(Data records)
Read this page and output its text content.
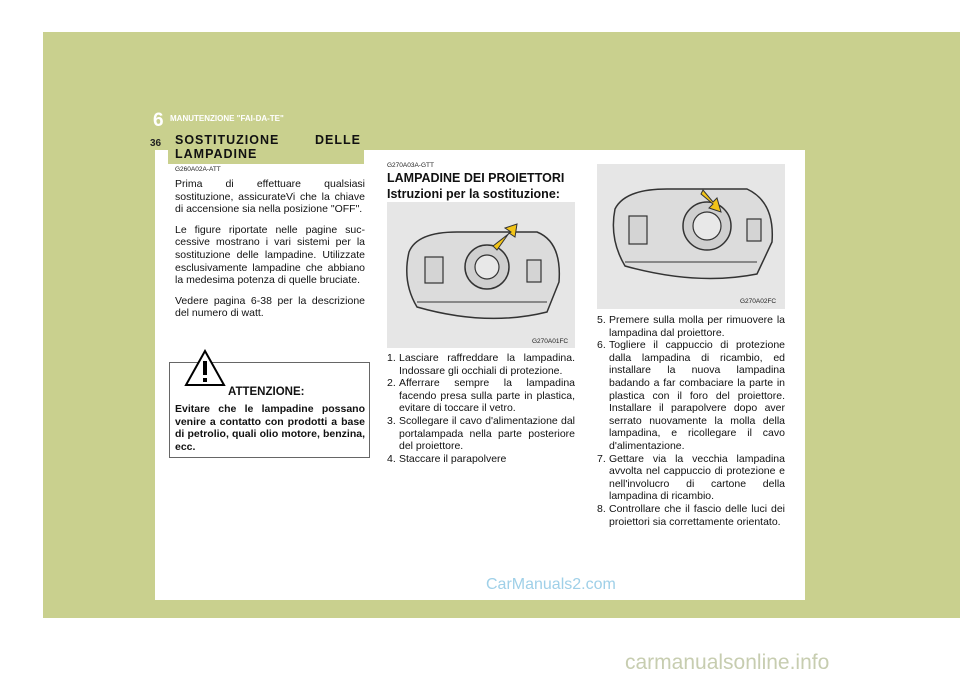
6 MANUTENZIONE "FAI-DA-TE"
36 SOSTITUZIONE	DELLE
LAMPADINE
G260A02A-ATT

Prima di effettuare qualsiasi sostituzione, assicurateVi che la chiave di accensione sia nella posizione "OFF".

Le figure riportate nelle pagine suc-cessive mostrano i vari sistemi per la sostituzione delle lampadine. Utilizzate esclusivamente lampadine che abbiano la medesima potenza di quelle bruciate.

Vedere pagina 6-38 per la descrizione del numero di watt.

ATTENZIONE:
Evitare che le lampadine possano venire a contatto con prodotti a base di petrolio, quali olio motore, benzina, ecc.
G270A03A-GTT
LAMPADINE DEI PROIETTORI
Istruzioni per la sostituzione:
G270A01FC
1. Lasciare raffreddare la lampadina. Indossare gli occhiali di protezione.
2. Afferrare sempre la lampadina facendo presa sulla parte in plastica, evitare di toccare il vetro.
3. Scollegare il cavo d'alimentazione dal portalampada nella parte posteriore del proiettore.
4. Staccare il parapolvere
G270A02FC
5. Premere sulla molla per rimuovere la lampadina dal proiettore.
6. Togliere il cappuccio di protezione dalla lampadina di ricambio, ed installare la nuova lampadina badando a far combaciare la parte in plastica con il foro del proiettore. Installare il parapolvere dopo aver serrato nuovamente la molla della lampadina, e ricollegare il cavo d'alimentazione.
7. Gettare via la vecchia lampadina avvolta nel cappuccio di protezione e nell'involucro di cartone della lampadina di ricambio.
8. Controllare che il fascio delle luci dei proiettori sia correttamente orientato.
CarManuals2.com
carmanualsonline.info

## [Aim]
Report each line in the preceding entries that holds the string "ricambio".

## [Correct output]
6. Togliere il cappuccio di protezione dalla lampadina di ricambio, ed installare la nuova lampadina badando a far combaciare la parte in plastica con il foro del proiettore. Installare il parapolvere dopo aver serrato nuovamente la molla della lampadina, e ricollegare il cavo d'alimentazione.
7. Gettare via la vecchia lampadina avvolta nel cappuccio di protezione e nell'involucro di cartone della lampadina di ricambio.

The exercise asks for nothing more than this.